*What you should do:*
Reproduce the entries word for word, and omit any picture you find in them.

# Entries shown start

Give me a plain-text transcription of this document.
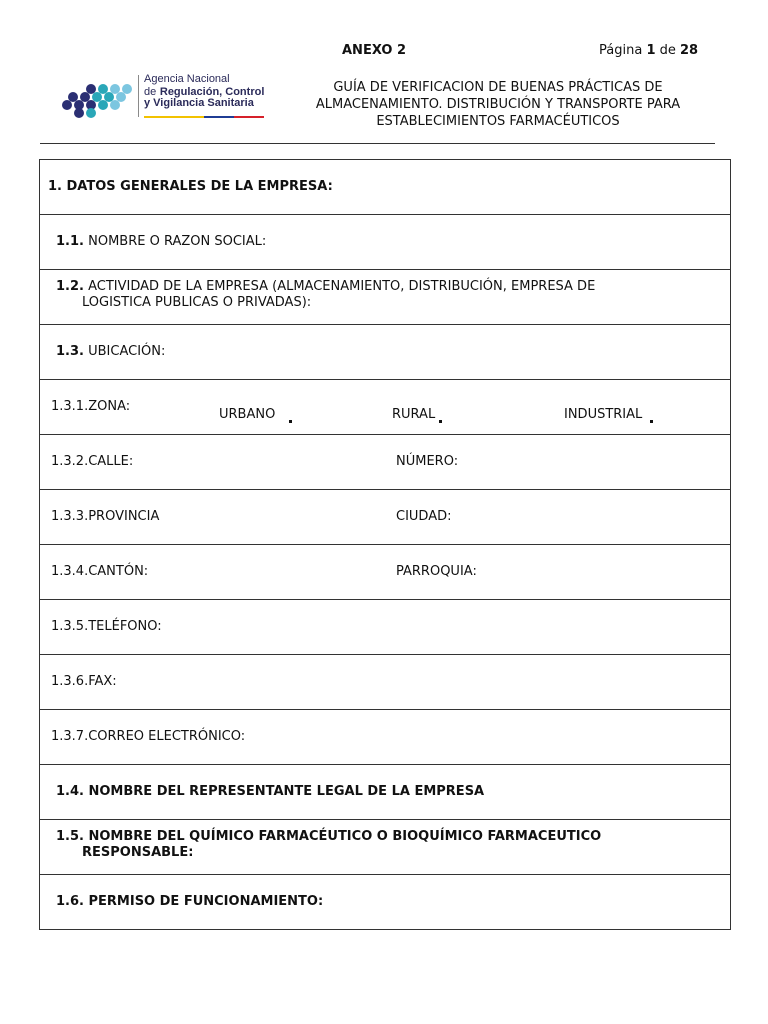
ANEXO 2	Página 1 de 28
Agencia Nacional
de Regulación, Control
y Vigilancia Sanitaria
GUÍA DE VERIFICACION DE BUENAS PRÁCTICAS DE
ALMACENAMIENTO. DISTRIBUCIÓN Y TRANSPORTE PARA
ESTABLECIMIENTOS FARMACÉUTICOS
1. DATOS GENERALES DE LA EMPRESA:
1.1. NOMBRE O RAZON SOCIAL:
1.2. ACTIVIDAD DE LA EMPRESA (ALMACENAMIENTO, DISTRIBUCIÓN, EMPRESA DE
LOGISTICA PUBLICAS O PRIVADAS):
1.3. UBICACIÓN:
1.3.1.ZONA:
URBANO	RURAL	INDUSTRIAL
1.3.2.CALLE:	NÚMERO:
1.3.3.PROVINCIA	CIUDAD:
1.3.4.CANTÓN:	PARROQUIA:
1.3.5.TELÉFONO:
1.3.6.FAX:
1.3.7.CORREO ELECTRÓNICO:
1.4. NOMBRE DEL REPRESENTANTE LEGAL DE LA EMPRESA
1.5. NOMBRE DEL QUÍMICO FARMACÉUTICO O BIOQUÍMICO FARMACEUTICO
RESPONSABLE:
1.6. PERMISO DE FUNCIONAMIENTO:
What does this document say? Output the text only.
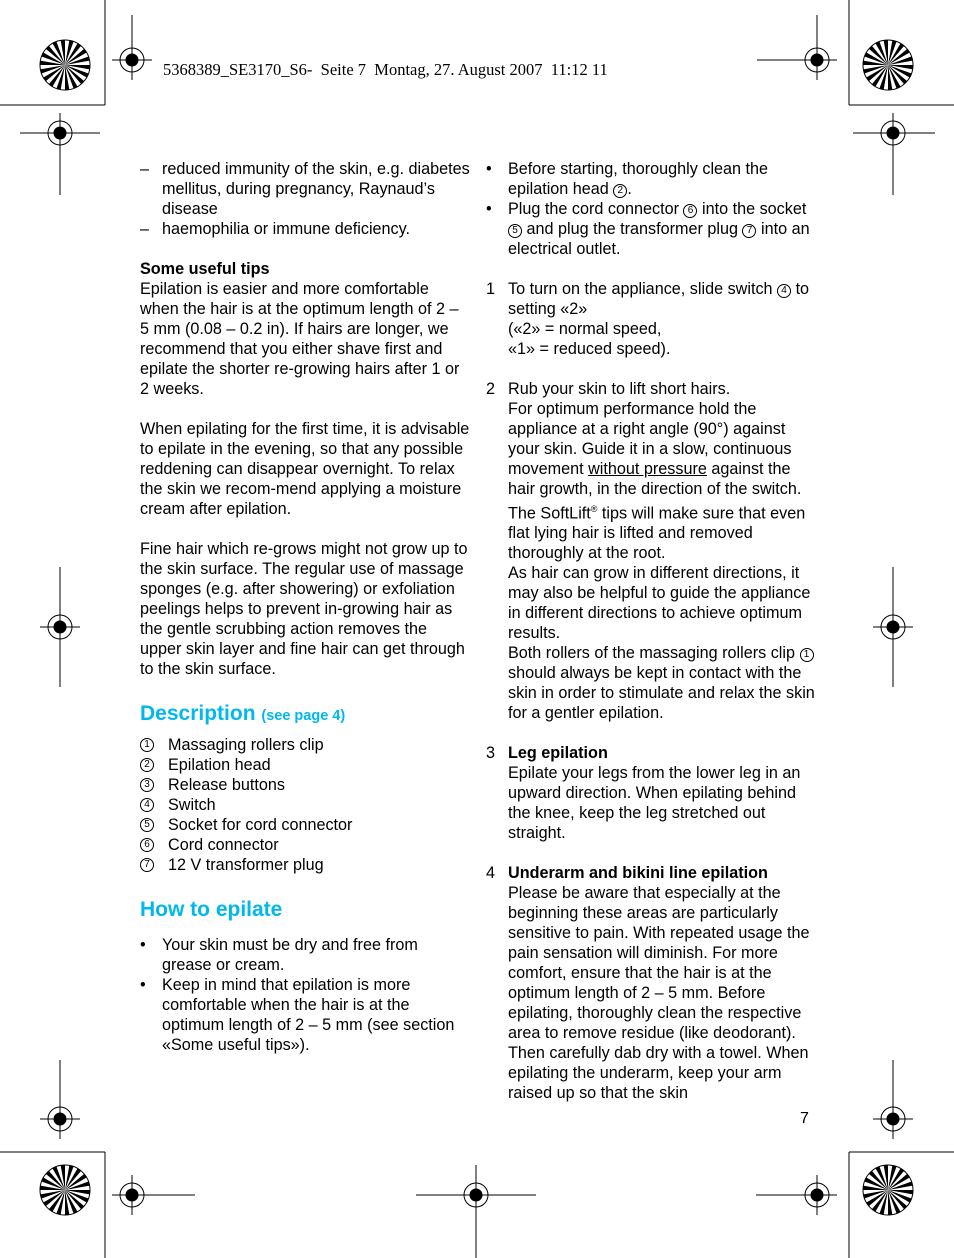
5368389_SE3170_S6-  Seite 7  Montag, 27. August 2007  11:12 11

– reduced immunity of the skin, e.g. diabetes mellitus, during pregnancy, Raynaud’s disease

– haemophilia or immune deficiency.

Some useful tips

Epilation is easier and more comfortable when the hair is at the optimum length of 2 – 5 mm (0.08 – 0.2 in). If hairs are longer, we recommend that you either shave first and epilate the shorter re-growing hairs after 1 or 2 weeks.

When epilating for the first time, it is advisable to epilate in the evening, so that any possible reddening can disappear overnight. To relax the skin we recom-mend applying a moisture cream after epilation.

Fine hair which re-grows might not grow up to the skin surface. The regular use of massage sponges (e.g. after showering) or exfoliation peelings helps to prevent in-growing hair as the gentle scrubbing action removes the upper skin layer and fine hair can get through to the skin surface.

Description (see page 4)

1 Massaging rollers clip

2 Epilation head

3 Release buttons

4 Switch

5 Socket for cord connector

6 Cord connector

7 12 V transformer plug

How to epilate

• Your skin must be dry and free from grease or cream.

• Keep in mind that epilation is more comfortable when the hair is at the optimum length of 2 – 5 mm (see section «Some useful tips»).

• Before starting, thoroughly clean the epilation head 2 .

• Plug the cord connector 6 into the socket 5 and plug the transformer plug 7 into an electrical outlet.

1 To turn on the appliance, slide switch 4 to setting «2»

(«2» = normal speed,

«1» = reduced speed).

2 Rub your skin to lift short hairs.

For optimum performance hold the appliance at a right angle (90°) against your skin. Guide it in a slow, continuous movement without pressure against the hair growth, in the direction of the switch. The SoftLift® tips will make sure that even flat lying hair is lifted and removed thoroughly at the root.

As hair can grow in different directions, it may also be helpful to guide the appliance in different directions to achieve optimum results.

Both rollers of the massaging rollers clip 1 should always be kept in contact with the skin in order to stimulate and relax the skin for a gentler epilation.

3 Leg epilation

Epilate your legs from the lower leg in an upward direction. When epilating behind the knee, keep the leg stretched out straight.

4 Underarm and bikini line epilation

Please be aware that especially at the beginning these areas are particularly sensitive to pain. With repeated usage the pain sensation will diminish. For more comfort, ensure that the hair is at the optimum length of 2 – 5 mm. Before epilating, thoroughly clean the respective area to remove residue (like deodorant). Then carefully dab dry with a towel. When epilating the underarm, keep your arm raised up so that the skin

7
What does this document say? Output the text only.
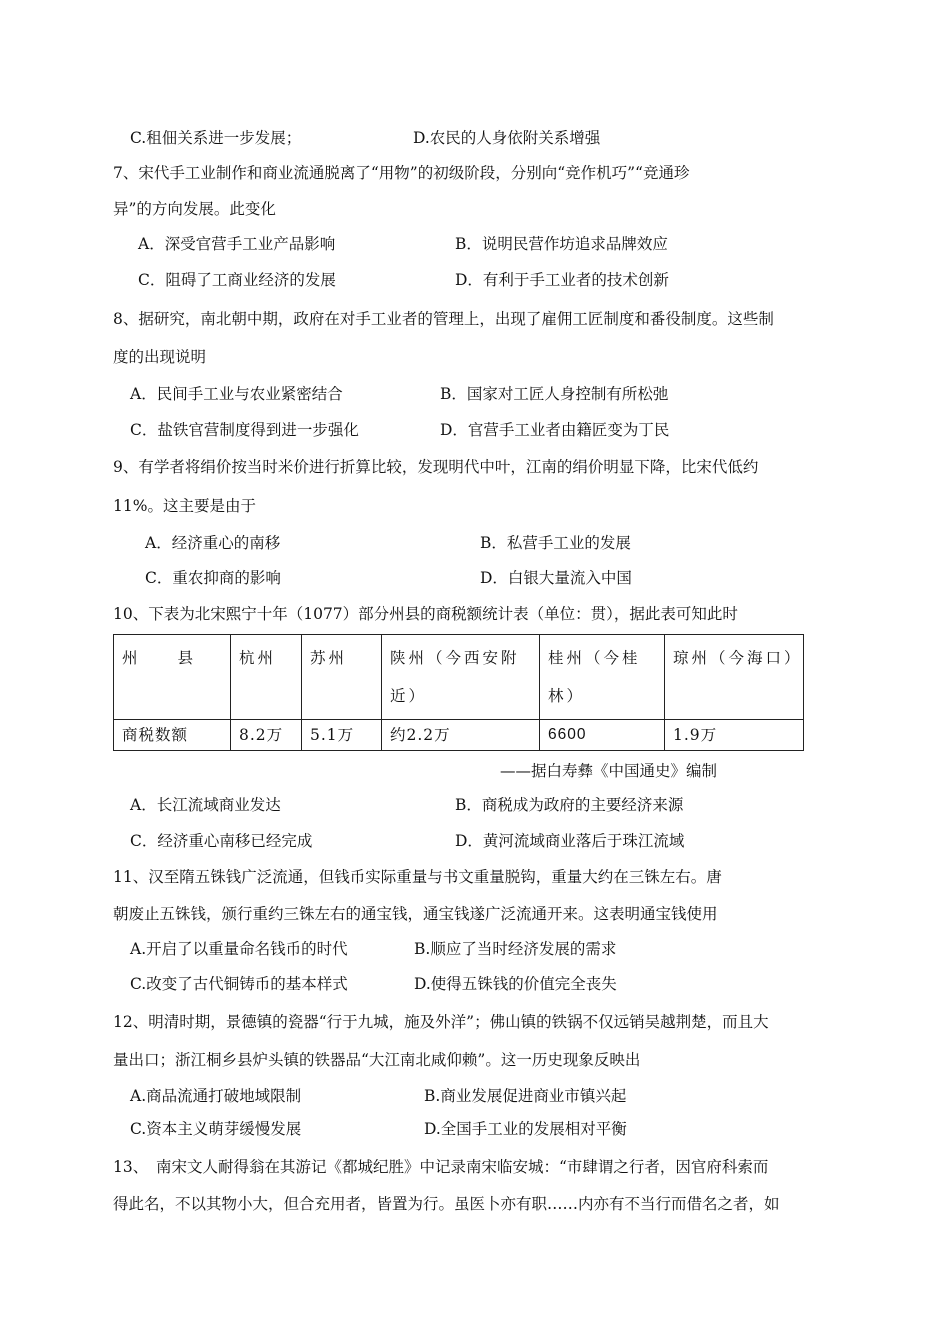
C.租佃关系进一步发展；	D.农民的人身依附关系增强
7、宋代手工业制作和商业流通脱离了“用物”的初级阶段，分别向“竞作机巧”“竞通珍
异”的方向发展。此变化
A．深受官营手工业产品影响	B．说明民营作坊追求品牌效应
C．阻碍了工商业经济的发展	D．有利于手工业者的技术创新
8、据研究，南北朝中期，政府在对手工业者的管理上，出现了雇佣工匠制度和番役制度。这些制
度的出现说明
A．民间手工业与农业紧密结合	B．国家对工匠人身控制有所松弛
C．盐铁官营制度得到进一步强化	D．官营手工业者由籍匠变为丁民
9、有学者将绢价按当时米价进行折算比较，发现明代中叶，江南的绢价明显下降，比宋代低约
11%。这主要是由于
A．经济重心的南移	B．私营手工业的发展
C．重农抑商的影响	D．白银大量流入中国
10、下表为北宋熙宁十年（1077）部分州县的商税额统计表（单位：贯），据此表可知此时
州　　县	杭州	苏州	陕州（今西安附近）	桂州（今桂林）	琼州（今海口）
商税数额	8.2万	5.1万	约2.2万	6600	1.9万
——据白寿彝《中国通史》编制
A．长江流域商业发达	B．商税成为政府的主要经济来源
C．经济重心南移已经完成	D．黄河流域商业落后于珠江流域
11、汉至隋五铢钱广泛流通，但钱币实际重量与书文重量脱钩，重量大约在三铢左右。唐
朝废止五铢钱，颁行重约三铢左右的通宝钱，通宝钱遂广泛流通开来。这表明通宝钱使用
A.开启了以重量命名钱币的时代	B.顺应了当时经济发展的需求
C.改变了古代铜铸币的基本样式	D.使得五铢钱的价值完全丧失
12、明清时期，景德镇的瓷器“行于九城，施及外洋”；佛山镇的铁锅不仅远销吴越荆楚，而且大
量出口；浙江桐乡县炉头镇的铁器品“大江南北咸仰赖”。这一历史现象反映出
A.商品流通打破地域限制	B.商业发展促进商业市镇兴起
C.资本主义萌芽缓慢发展	D.全国手工业的发展相对平衡
13、　南宋文人耐得翁在其游记《都城纪胜》中记录南宋临安城：“市肆谓之行者，因官府科索而
得此名，不以其物小大，但合充用者，皆置为行。虽医卜亦有职……内亦有不当行而借名之者，如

# Entries shown end

*Solution to this problem:*
Give me a plain-text transcription of this document.
ANEXO 2	Página 1 de 28
Agencia Nacional
de Regulación, Control
y Vigilancia Sanitaria
GUÍA DE VERIFICACION DE BUENAS PRÁCTICAS DE
ALMACENAMIENTO. DISTRIBUCIÓN Y TRANSPORTE PARA
ESTABLECIMIENTOS FARMACÉUTICOS
1. DATOS GENERALES DE LA EMPRESA:
1.1. NOMBRE O RAZON SOCIAL:
1.2. ACTIVIDAD DE LA EMPRESA (ALMACENAMIENTO, DISTRIBUCIÓN, EMPRESA DE
LOGISTICA PUBLICAS O PRIVADAS):
1.3. UBICACIÓN:
1.3.1.ZONA:
URBANO	RURAL	INDUSTRIAL
1.3.2.CALLE:	NÚMERO:
1.3.3.PROVINCIA	CIUDAD:
1.3.4.CANTÓN:	PARROQUIA:
1.3.5.TELÉFONO:
1.3.6.FAX:
1.3.7.CORREO ELECTRÓNICO:
1.4. NOMBRE DEL REPRESENTANTE LEGAL DE LA EMPRESA
1.5. NOMBRE DEL QUÍMICO FARMACÉUTICO O BIOQUÍMICO FARMACEUTICO
RESPONSABLE:
1.6. PERMISO DE FUNCIONAMIENTO:
What does this document say? Output the text only.
5368389_SE3170_S6-  Seite 7  Montag, 27. August 2007  11:12 11

– reduced immunity of the skin, e.g. diabetes mellitus, during pregnancy, Raynaud’s disease

– haemophilia or immune deficiency.

Some useful tips

Epilation is easier and more comfortable when the hair is at the optimum length of 2 – 5 mm (0.08 – 0.2 in). If hairs are longer, we recommend that you either shave first and epilate the shorter re-growing hairs after 1 or 2 weeks.

When epilating for the first time, it is advisable to epilate in the evening, so that any possible reddening can disappear overnight. To relax the skin we recom-mend applying a moisture cream after epilation.

Fine hair which re-grows might not grow up to the skin surface. The regular use of massage sponges (e.g. after showering) or exfoliation peelings helps to prevent in-growing hair as the gentle scrubbing action removes the upper skin layer and fine hair can get through to the skin surface.

Description (see page 4)

1 Massaging rollers clip

2 Epilation head

3 Release buttons

4 Switch

5 Socket for cord connector

6 Cord connector

7 12 V transformer plug

How to epilate

• Your skin must be dry and free from grease or cream.

• Keep in mind that epilation is more comfortable when the hair is at the optimum length of 2 – 5 mm (see section «Some useful tips»).

• Before starting, thoroughly clean the epilation head 2 .

• Plug the cord connector 6 into the socket 5 and plug the transformer plug 7 into an electrical outlet.

1 To turn on the appliance, slide switch 4 to setting «2»

(«2» = normal speed,

«1» = reduced speed).

2 Rub your skin to lift short hairs.

For optimum performance hold the appliance at a right angle (90°) against your skin. Guide it in a slow, continuous movement without pressure against the hair growth, in the direction of the switch. The SoftLift® tips will make sure that even flat lying hair is lifted and removed thoroughly at the root.

As hair can grow in different directions, it may also be helpful to guide the appliance in different directions to achieve optimum results.

Both rollers of the massaging rollers clip 1 should always be kept in contact with the skin in order to stimulate and relax the skin for a gentler epilation.

3 Leg epilation

Epilate your legs from the lower leg in an upward direction. When epilating behind the knee, keep the leg stretched out straight.

4 Underarm and bikini line epilation

Please be aware that especially at the beginning these areas are particularly sensitive to pain. With repeated usage the pain sensation will diminish. For more comfort, ensure that the hair is at the optimum length of 2 – 5 mm. Before epilating, thoroughly clean the respective area to remove residue (like deodorant). Then carefully dab dry with a towel. When epilating the underarm, keep your arm raised up so that the skin

7
What does this document say? Output the text only.
C.租佃关系进一步发展；	D.农民的人身依附关系增强
7、宋代手工业制作和商业流通脱离了“用物”的初级阶段，分别向“竞作机巧”“竞通珍
异”的方向发展。此变化
A．深受官营手工业产品影响	B．说明民营作坊追求品牌效应
C．阻碍了工商业经济的发展	D．有利于手工业者的技术创新
8、据研究，南北朝中期，政府在对手工业者的管理上，出现了雇佣工匠制度和番役制度。这些制
度的出现说明
A．民间手工业与农业紧密结合	B．国家对工匠人身控制有所松弛
C．盐铁官营制度得到进一步强化	D．官营手工业者由籍匠变为丁民
9、有学者将绢价按当时米价进行折算比较，发现明代中叶，江南的绢价明显下降，比宋代低约
11%。这主要是由于
A．经济重心的南移	B．私营手工业的发展
C．重农抑商的影响	D．白银大量流入中国
10、下表为北宋熙宁十年（1077）部分州县的商税额统计表（单位：贯），据此表可知此时
州　　县	杭州	苏州	陕州（今西安附近）	桂州（今桂林）	琼州（今海口）
商税数额	8.2万	5.1万	约2.2万	6600	1.9万
——据白寿彝《中国通史》编制
A．长江流域商业发达	B．商税成为政府的主要经济来源
C．经济重心南移已经完成	D．黄河流域商业落后于珠江流域
11、汉至隋五铢钱广泛流通，但钱币实际重量与书文重量脱钩，重量大约在三铢左右。唐
朝废止五铢钱，颁行重约三铢左右的通宝钱，通宝钱遂广泛流通开来。这表明通宝钱使用
A.开启了以重量命名钱币的时代	B.顺应了当时经济发展的需求
C.改变了古代铜铸币的基本样式	D.使得五铢钱的价值完全丧失
12、明清时期，景德镇的瓷器“行于九城，施及外洋”；佛山镇的铁锅不仅远销吴越荆楚，而且大
量出口；浙江桐乡县炉头镇的铁器品“大江南北咸仰赖”。这一历史现象反映出
A.商品流通打破地域限制	B.商业发展促进商业市镇兴起
C.资本主义萌芽缓慢发展	D.全国手工业的发展相对平衡
13、　南宋文人耐得翁在其游记《都城纪胜》中记录南宋临安城：“市肆谓之行者，因官府科索而
得此名，不以其物小大，但合充用者，皆置为行。虽医卜亦有职……内亦有不当行而借名之者，如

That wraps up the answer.